* _MATERIAL FOR THIS TASK_:

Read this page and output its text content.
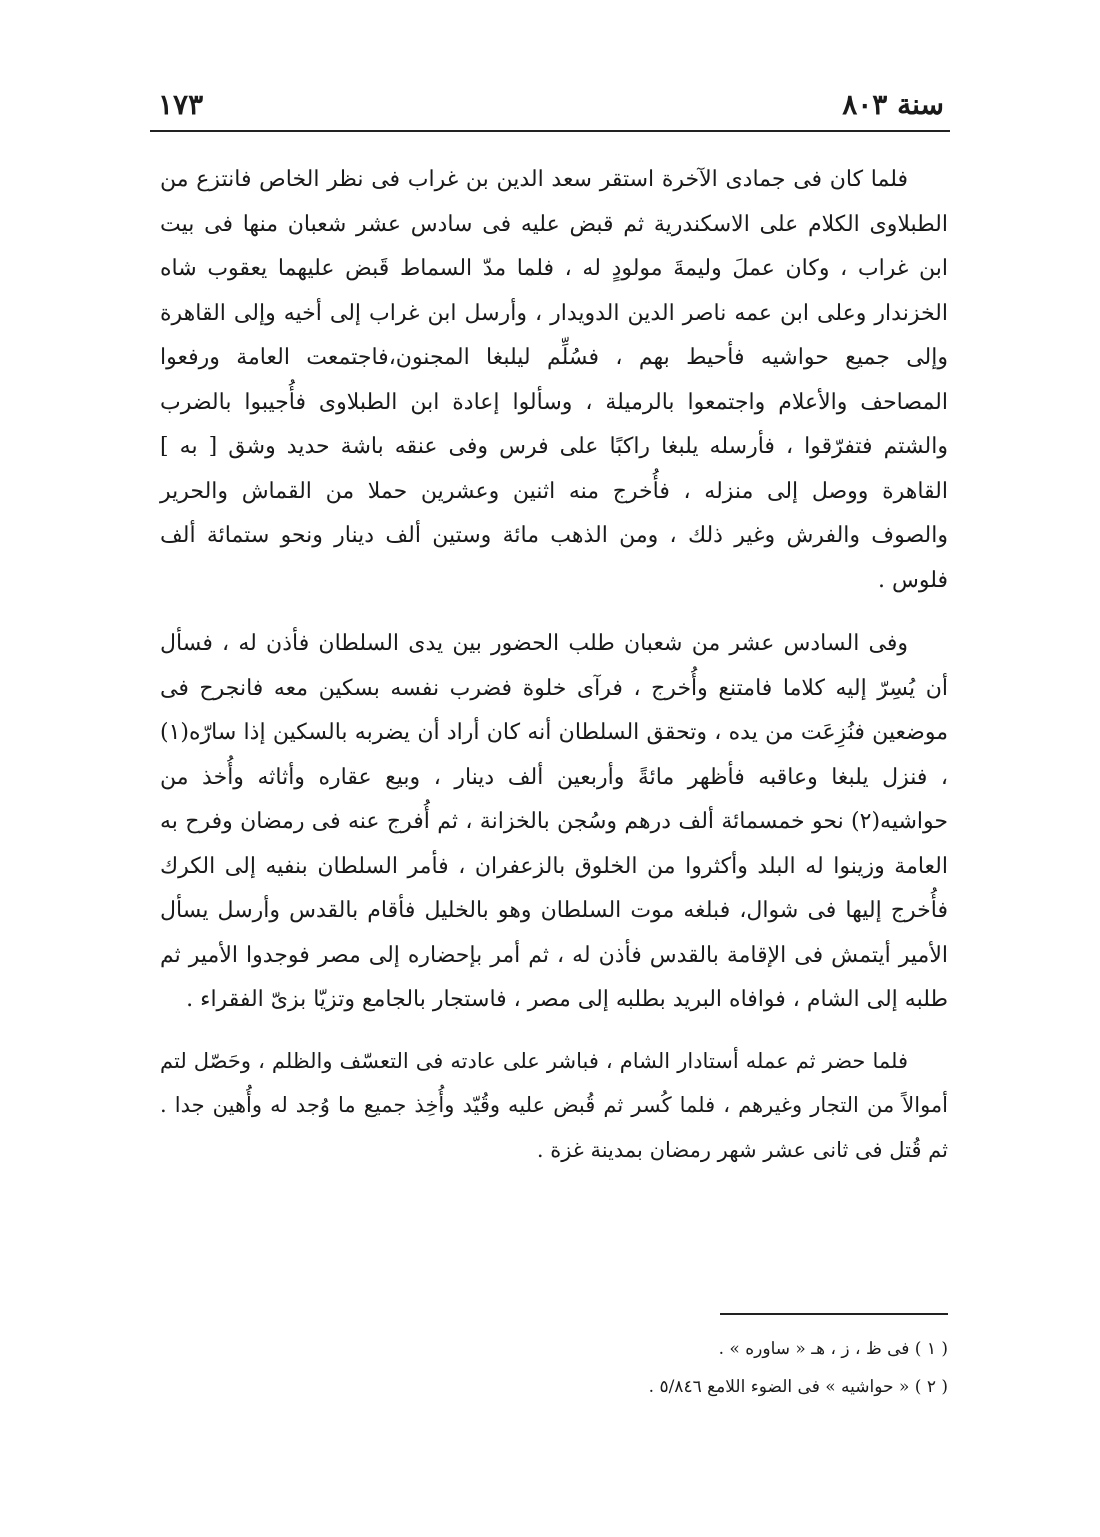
١٧٣	سنة ٨٠٣

فلما كان فى جمادى الآخرة استقر سعد الدين بن غراب فى نظر الخاص فانتزع من الطبلاوى الكلام على الاسكندرية ثم قبض عليه فى سادس عشر شعبان منها فى بيت ابن غراب ، وكان عملَ وليمةَ مولودٍ له ، فلما مدّ السماط قَبض عليهما يعقوب شاه الخزندار وعلى ابن عمه ناصر الدين الدويدار ، وأرسل ابن غراب إلى أخيه وإلى القاهرة وإلى جميع حواشيه فأحيط بهم ، فسُلِّم ليلبغا المجنون،فاجتمعت العامة ورفعوا المصاحف والأعلام واجتمعوا بالرميلة ، وسألوا إعادة ابن الطبلاوى فأُجيبوا بالضرب والشتم فتفرّقوا ، فأرسله يلبغا راكبًا على فرس وفى عنقه باشة حديد وشق [ به ] القاهرة ووصل إلى منزله ، فأُخرج منه اثنين وعشرين حملا من القماش والحرير والصوف والفرش وغير ذلك ، ومن الذهب مائة وستين ألف دينار ونحو ستمائة ألف فلوس .

وفى السادس عشر من شعبان طلب الحضور بين يدى السلطان فأذن له ، فسأل أن يُسِرّ إليه كلاما فامتنع وأُخرج ، فرآى خلوة فضرب نفسه بسكين معه فانجرح فى موضعين فنُزِعَت من يده ، وتحقق السلطان أنه كان أراد أن يضربه بالسكين إذا سارّه(١) ، فنزل يلبغا وعاقبه فأظهر مائةً وأربعين ألف دينار ، وبيع عقاره وأثاثه وأُخذ من حواشيه(٢) نحو خمسمائة ألف درهم وسُجن بالخزانة ، ثم أُفرج عنه فى رمضان وفرح به العامة وزينوا له البلد وأكثروا من الخلوق بالزعفران ، فأمر السلطان بنفيه إلى الكرك فأُخرج إليها فى شوال، فبلغه موت السلطان وهو بالخليل فأقام بالقدس وأرسل يسأل الأمير أيتمش فى الإقامة بالقدس فأذن له ، ثم أمر بإحضاره إلى مصر فوجدوا الأمير ثم طلبه إلى الشام ، فوافاه البريد بطلبه إلى مصر ، فاستجار بالجامع وتزيّا بزىّ الفقراء .

فلما حضر ثم عمله أستادار الشام ، فباشر على عادته فى التعسّف والظلم ، وحَصّل لتم أموالاً من التجار وغيرهم ، فلما كُسر ثم قُبض عليه وقُيّد وأُخِذ جميع ما وُجد له وأُهين جدا . ثم قُتل فى ثانى عشر شهر رمضان بمدينة غزة .

( ١ ) فى ظ ، ز ، هـ « ساوره » .

( ٢ ) « حواشيه » فى الضوء اللامع ٥/٨٤٦ .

* _EXERCISE_:
Write out the entries again, exactly as given, skipping any images.

* _RESPONSE TO THE TASK_:
Read this page and output its text content.
١٧٣	سنة ٨٠٣

فلما كان فى جمادى الآخرة استقر سعد الدين بن غراب فى نظر الخاص فانتزع من الطبلاوى الكلام على الاسكندرية ثم قبض عليه فى سادس عشر شعبان منها فى بيت ابن غراب ، وكان عملَ وليمةَ مولودٍ له ، فلما مدّ السماط قَبض عليهما يعقوب شاه الخزندار وعلى ابن عمه ناصر الدين الدويدار ، وأرسل ابن غراب إلى أخيه وإلى القاهرة وإلى جميع حواشيه فأحيط بهم ، فسُلِّم ليلبغا المجنون،فاجتمعت العامة ورفعوا المصاحف والأعلام واجتمعوا بالرميلة ، وسألوا إعادة ابن الطبلاوى فأُجيبوا بالضرب والشتم فتفرّقوا ، فأرسله يلبغا راكبًا على فرس وفى عنقه باشة حديد وشق [ به ] القاهرة ووصل إلى منزله ، فأُخرج منه اثنين وعشرين حملا من القماش والحرير والصوف والفرش وغير ذلك ، ومن الذهب مائة وستين ألف دينار ونحو ستمائة ألف فلوس .

وفى السادس عشر من شعبان طلب الحضور بين يدى السلطان فأذن له ، فسأل أن يُسِرّ إليه كلاما فامتنع وأُخرج ، فرآى خلوة فضرب نفسه بسكين معه فانجرح فى موضعين فنُزِعَت من يده ، وتحقق السلطان أنه كان أراد أن يضربه بالسكين إذا سارّه(١) ، فنزل يلبغا وعاقبه فأظهر مائةً وأربعين ألف دينار ، وبيع عقاره وأثاثه وأُخذ من حواشيه(٢) نحو خمسمائة ألف درهم وسُجن بالخزانة ، ثم أُفرج عنه فى رمضان وفرح به العامة وزينوا له البلد وأكثروا من الخلوق بالزعفران ، فأمر السلطان بنفيه إلى الكرك فأُخرج إليها فى شوال، فبلغه موت السلطان وهو بالخليل فأقام بالقدس وأرسل يسأل الأمير أيتمش فى الإقامة بالقدس فأذن له ، ثم أمر بإحضاره إلى مصر فوجدوا الأمير ثم طلبه إلى الشام ، فوافاه البريد بطلبه إلى مصر ، فاستجار بالجامع وتزيّا بزىّ الفقراء .

فلما حضر ثم عمله أستادار الشام ، فباشر على عادته فى التعسّف والظلم ، وحَصّل لتم أموالاً من التجار وغيرهم ، فلما كُسر ثم قُبض عليه وقُيّد وأُخِذ جميع ما وُجد له وأُهين جدا . ثم قُتل فى ثانى عشر شهر رمضان بمدينة غزة .

( ١ ) فى ظ ، ز ، هـ « ساوره » .

( ٢ ) « حواشيه » فى الضوء اللامع ٥/٨٤٦ .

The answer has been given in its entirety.